__SHORT EXERCISE__:
Tally the lines that include the word "Tháng" and reply with nothing but the total.

[DATA SHOWN start]

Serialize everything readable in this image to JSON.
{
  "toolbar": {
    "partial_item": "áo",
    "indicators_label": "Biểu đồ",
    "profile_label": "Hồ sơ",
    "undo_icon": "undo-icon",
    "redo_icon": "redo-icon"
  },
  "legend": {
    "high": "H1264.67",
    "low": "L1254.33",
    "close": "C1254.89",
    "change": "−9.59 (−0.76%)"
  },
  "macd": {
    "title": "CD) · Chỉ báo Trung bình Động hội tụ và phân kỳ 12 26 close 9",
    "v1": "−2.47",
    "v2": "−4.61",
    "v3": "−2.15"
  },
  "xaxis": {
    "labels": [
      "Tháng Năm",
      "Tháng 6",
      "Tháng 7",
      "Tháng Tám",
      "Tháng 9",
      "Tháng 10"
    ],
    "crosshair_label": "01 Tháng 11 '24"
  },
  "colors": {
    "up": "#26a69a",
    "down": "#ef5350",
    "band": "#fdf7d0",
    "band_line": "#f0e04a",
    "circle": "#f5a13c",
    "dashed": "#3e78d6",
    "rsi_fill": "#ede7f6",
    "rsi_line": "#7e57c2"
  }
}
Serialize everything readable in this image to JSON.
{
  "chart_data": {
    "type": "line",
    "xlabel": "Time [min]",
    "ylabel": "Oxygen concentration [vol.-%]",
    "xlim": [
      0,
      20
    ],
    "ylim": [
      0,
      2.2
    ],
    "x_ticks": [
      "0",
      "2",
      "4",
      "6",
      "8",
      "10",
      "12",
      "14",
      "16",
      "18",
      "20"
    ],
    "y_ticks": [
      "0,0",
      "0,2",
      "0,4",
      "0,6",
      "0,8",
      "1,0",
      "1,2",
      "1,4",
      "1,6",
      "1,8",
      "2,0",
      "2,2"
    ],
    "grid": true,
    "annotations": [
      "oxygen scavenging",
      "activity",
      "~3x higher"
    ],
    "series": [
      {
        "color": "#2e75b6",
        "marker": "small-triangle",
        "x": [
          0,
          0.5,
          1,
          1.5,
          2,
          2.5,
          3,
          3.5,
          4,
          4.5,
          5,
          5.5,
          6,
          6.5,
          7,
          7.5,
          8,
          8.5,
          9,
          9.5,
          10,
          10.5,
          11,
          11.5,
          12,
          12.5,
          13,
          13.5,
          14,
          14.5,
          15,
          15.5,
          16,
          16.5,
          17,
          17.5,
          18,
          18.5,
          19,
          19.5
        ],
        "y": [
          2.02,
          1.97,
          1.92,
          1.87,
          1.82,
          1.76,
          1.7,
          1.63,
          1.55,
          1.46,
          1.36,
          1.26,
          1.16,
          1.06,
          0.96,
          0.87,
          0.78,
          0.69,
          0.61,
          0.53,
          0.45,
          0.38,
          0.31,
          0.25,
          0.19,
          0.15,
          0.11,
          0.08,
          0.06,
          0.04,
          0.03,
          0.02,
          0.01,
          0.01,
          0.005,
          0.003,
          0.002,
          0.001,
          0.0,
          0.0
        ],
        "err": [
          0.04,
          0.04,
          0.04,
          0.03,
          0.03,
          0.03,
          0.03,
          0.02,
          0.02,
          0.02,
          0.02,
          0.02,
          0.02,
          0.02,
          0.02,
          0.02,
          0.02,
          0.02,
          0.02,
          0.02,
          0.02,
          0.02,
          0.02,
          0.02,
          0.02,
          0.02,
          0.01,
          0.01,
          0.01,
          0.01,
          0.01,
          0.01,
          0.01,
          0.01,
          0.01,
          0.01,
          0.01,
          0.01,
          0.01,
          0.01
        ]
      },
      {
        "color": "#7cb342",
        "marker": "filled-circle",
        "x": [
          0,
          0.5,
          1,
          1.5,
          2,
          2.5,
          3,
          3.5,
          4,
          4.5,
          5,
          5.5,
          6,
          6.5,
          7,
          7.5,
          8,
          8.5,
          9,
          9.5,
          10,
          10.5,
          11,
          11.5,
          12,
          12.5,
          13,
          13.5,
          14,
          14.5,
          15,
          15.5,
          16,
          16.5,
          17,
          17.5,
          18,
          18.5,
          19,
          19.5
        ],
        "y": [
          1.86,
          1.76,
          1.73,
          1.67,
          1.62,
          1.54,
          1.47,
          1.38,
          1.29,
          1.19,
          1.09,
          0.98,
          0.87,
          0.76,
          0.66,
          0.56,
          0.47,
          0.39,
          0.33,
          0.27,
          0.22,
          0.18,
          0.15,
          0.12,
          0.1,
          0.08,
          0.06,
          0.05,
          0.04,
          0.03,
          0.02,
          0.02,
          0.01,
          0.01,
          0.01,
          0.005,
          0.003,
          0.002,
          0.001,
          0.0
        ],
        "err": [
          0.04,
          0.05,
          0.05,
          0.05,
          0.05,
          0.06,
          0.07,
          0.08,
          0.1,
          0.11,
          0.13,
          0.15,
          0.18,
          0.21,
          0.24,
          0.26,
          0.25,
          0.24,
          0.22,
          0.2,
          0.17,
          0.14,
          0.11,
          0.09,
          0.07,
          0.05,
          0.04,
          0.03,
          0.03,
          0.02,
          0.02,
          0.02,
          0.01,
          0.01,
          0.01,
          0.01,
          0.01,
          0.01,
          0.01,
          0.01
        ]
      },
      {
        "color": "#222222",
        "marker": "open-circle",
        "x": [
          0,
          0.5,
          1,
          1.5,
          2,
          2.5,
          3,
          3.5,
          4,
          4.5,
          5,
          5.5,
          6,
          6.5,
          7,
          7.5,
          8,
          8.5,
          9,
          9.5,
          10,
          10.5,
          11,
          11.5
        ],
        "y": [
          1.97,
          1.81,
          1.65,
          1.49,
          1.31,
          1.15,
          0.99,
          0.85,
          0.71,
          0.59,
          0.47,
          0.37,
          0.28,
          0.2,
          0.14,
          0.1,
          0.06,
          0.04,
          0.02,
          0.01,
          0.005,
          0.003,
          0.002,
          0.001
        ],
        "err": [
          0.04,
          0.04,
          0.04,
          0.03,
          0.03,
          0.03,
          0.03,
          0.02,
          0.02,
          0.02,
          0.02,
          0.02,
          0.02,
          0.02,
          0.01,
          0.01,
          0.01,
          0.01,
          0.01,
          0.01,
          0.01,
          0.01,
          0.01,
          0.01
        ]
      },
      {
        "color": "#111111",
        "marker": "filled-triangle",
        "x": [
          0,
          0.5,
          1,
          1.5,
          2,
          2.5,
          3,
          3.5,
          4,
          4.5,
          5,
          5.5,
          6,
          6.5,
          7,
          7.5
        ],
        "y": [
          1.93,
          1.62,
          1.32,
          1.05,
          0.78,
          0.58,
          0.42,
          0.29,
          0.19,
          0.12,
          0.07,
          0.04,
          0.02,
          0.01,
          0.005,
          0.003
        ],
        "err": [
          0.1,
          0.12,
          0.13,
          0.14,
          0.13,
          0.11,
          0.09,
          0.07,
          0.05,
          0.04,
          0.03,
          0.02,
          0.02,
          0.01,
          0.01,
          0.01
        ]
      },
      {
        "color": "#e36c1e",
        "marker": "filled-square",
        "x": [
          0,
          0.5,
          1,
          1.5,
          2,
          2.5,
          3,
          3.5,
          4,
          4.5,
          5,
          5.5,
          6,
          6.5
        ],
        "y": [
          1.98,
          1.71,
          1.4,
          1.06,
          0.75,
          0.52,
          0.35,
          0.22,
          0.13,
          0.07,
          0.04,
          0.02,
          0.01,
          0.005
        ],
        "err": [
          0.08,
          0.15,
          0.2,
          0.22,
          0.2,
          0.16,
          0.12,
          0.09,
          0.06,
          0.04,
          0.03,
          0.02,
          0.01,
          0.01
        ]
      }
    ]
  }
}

[DATA SHOWN end]

__EXERCISE RESPONSE__:
7